Locate each line of the material that contains "xlabel", then return it.

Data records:

## start

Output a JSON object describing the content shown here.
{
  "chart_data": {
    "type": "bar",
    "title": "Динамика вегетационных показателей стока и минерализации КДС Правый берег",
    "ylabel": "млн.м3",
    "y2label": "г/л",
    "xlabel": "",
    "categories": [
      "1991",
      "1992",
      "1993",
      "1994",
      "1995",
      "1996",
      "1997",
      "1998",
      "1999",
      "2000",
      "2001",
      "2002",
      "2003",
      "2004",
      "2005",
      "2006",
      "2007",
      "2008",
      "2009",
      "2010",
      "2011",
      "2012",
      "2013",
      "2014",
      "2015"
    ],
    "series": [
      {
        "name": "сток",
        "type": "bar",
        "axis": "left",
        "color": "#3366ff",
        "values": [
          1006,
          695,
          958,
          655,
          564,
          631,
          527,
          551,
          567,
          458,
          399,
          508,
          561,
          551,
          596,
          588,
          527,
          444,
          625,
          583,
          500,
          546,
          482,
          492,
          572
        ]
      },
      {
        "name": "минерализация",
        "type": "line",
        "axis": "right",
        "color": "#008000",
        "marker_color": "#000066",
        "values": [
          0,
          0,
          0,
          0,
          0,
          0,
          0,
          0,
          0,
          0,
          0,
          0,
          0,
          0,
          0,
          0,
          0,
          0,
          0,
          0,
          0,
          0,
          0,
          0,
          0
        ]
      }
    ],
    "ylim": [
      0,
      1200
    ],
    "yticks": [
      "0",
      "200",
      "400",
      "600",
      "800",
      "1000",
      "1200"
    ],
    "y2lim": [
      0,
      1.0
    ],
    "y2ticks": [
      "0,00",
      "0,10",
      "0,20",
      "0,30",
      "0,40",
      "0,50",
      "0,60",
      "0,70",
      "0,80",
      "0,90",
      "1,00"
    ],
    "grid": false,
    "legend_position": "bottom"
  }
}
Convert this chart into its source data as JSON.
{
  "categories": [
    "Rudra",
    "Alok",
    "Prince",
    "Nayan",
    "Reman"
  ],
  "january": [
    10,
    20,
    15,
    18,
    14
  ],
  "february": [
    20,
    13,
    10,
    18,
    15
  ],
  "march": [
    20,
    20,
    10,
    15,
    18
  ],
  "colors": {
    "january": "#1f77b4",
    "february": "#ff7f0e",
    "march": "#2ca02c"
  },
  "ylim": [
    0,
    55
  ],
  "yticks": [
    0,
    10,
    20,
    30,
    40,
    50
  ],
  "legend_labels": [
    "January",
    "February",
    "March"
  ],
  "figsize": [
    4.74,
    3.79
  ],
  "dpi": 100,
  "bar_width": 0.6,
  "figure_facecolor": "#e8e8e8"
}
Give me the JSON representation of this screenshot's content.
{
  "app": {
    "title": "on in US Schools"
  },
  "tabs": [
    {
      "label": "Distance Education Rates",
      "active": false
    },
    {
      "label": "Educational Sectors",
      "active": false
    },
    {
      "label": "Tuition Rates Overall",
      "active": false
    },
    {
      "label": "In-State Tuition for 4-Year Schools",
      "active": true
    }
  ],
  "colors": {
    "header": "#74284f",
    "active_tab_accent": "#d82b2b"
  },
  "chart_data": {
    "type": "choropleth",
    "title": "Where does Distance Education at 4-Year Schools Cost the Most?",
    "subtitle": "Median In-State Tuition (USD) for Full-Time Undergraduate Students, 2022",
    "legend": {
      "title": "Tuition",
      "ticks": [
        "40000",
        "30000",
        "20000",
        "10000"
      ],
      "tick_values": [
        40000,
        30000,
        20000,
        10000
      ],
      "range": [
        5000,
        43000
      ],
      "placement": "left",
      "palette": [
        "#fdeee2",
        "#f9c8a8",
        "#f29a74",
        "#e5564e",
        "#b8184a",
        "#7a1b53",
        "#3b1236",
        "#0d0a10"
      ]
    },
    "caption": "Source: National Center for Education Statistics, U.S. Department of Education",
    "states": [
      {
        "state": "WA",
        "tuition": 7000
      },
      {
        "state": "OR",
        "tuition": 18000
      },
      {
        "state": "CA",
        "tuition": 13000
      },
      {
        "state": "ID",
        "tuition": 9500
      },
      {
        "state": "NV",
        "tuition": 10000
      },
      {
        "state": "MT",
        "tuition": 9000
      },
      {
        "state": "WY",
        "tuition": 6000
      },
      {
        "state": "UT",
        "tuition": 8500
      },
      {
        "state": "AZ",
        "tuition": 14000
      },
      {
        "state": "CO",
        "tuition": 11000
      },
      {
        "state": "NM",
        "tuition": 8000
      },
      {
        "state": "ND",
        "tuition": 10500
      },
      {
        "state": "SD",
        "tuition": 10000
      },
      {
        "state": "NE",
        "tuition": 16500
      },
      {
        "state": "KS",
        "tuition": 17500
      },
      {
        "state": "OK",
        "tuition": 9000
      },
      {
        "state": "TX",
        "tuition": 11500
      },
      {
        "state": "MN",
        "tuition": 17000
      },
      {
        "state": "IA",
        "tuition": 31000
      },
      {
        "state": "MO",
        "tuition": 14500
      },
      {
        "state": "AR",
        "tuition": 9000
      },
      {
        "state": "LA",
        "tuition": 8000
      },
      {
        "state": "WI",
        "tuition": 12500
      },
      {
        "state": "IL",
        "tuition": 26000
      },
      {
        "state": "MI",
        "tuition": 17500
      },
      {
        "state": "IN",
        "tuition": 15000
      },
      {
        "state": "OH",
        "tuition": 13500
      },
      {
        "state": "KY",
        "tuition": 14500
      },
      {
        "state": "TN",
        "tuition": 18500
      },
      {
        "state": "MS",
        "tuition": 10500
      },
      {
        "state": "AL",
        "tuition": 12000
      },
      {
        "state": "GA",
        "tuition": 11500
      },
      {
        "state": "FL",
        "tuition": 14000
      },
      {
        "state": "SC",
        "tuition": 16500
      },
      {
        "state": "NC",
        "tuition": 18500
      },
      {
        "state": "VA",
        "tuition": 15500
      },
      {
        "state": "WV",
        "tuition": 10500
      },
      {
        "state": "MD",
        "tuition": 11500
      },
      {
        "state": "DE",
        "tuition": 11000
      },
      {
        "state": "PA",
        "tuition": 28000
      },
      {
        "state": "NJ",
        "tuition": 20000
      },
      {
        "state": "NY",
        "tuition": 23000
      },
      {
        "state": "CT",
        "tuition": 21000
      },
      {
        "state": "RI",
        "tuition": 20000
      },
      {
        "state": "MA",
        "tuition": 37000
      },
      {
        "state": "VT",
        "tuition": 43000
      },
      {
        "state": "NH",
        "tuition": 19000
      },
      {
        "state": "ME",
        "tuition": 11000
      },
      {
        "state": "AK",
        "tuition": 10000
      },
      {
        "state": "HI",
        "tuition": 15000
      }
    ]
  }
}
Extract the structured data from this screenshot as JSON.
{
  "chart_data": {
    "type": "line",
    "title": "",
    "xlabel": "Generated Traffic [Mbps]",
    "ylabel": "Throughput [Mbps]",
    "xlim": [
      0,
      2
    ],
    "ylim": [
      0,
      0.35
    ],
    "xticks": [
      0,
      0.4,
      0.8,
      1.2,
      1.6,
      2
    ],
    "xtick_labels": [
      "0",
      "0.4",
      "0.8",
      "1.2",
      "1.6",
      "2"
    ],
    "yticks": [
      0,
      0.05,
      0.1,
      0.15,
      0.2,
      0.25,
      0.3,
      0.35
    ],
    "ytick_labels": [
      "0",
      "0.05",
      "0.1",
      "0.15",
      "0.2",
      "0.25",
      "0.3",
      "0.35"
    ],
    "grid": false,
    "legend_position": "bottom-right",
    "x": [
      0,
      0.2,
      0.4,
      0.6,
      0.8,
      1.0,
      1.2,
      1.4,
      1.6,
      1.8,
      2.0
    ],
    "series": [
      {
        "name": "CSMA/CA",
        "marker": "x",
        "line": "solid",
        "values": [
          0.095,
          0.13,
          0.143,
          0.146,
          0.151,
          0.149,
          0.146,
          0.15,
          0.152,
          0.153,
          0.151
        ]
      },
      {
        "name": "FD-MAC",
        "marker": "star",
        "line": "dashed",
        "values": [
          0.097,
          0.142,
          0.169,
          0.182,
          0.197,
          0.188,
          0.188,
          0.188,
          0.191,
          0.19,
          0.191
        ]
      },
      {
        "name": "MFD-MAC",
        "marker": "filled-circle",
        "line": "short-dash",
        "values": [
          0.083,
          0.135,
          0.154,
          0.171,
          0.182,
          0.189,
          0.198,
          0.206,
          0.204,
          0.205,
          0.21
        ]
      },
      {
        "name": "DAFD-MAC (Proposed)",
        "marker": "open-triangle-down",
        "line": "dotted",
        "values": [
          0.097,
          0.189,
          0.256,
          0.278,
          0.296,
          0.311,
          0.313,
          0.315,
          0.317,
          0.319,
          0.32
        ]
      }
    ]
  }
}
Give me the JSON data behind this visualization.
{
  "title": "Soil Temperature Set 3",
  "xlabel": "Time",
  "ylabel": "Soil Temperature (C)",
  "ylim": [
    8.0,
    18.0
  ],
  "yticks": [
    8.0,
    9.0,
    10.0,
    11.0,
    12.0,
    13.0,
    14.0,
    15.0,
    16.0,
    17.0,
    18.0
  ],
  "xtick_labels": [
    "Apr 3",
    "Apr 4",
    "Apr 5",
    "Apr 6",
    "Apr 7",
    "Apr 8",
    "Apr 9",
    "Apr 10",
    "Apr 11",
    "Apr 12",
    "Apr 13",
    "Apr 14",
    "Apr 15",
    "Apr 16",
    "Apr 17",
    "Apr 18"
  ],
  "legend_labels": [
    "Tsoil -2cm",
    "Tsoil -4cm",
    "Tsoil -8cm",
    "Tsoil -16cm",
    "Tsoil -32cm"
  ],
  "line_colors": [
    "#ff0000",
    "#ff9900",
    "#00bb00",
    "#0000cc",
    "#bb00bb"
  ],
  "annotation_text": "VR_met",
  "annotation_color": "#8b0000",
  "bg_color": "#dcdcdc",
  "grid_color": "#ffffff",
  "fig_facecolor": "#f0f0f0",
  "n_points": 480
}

## end

- Correct output -
    "xlabel": "",
    "xlabel": "Generated Traffic [Mbps]",
  "xlabel": "Time",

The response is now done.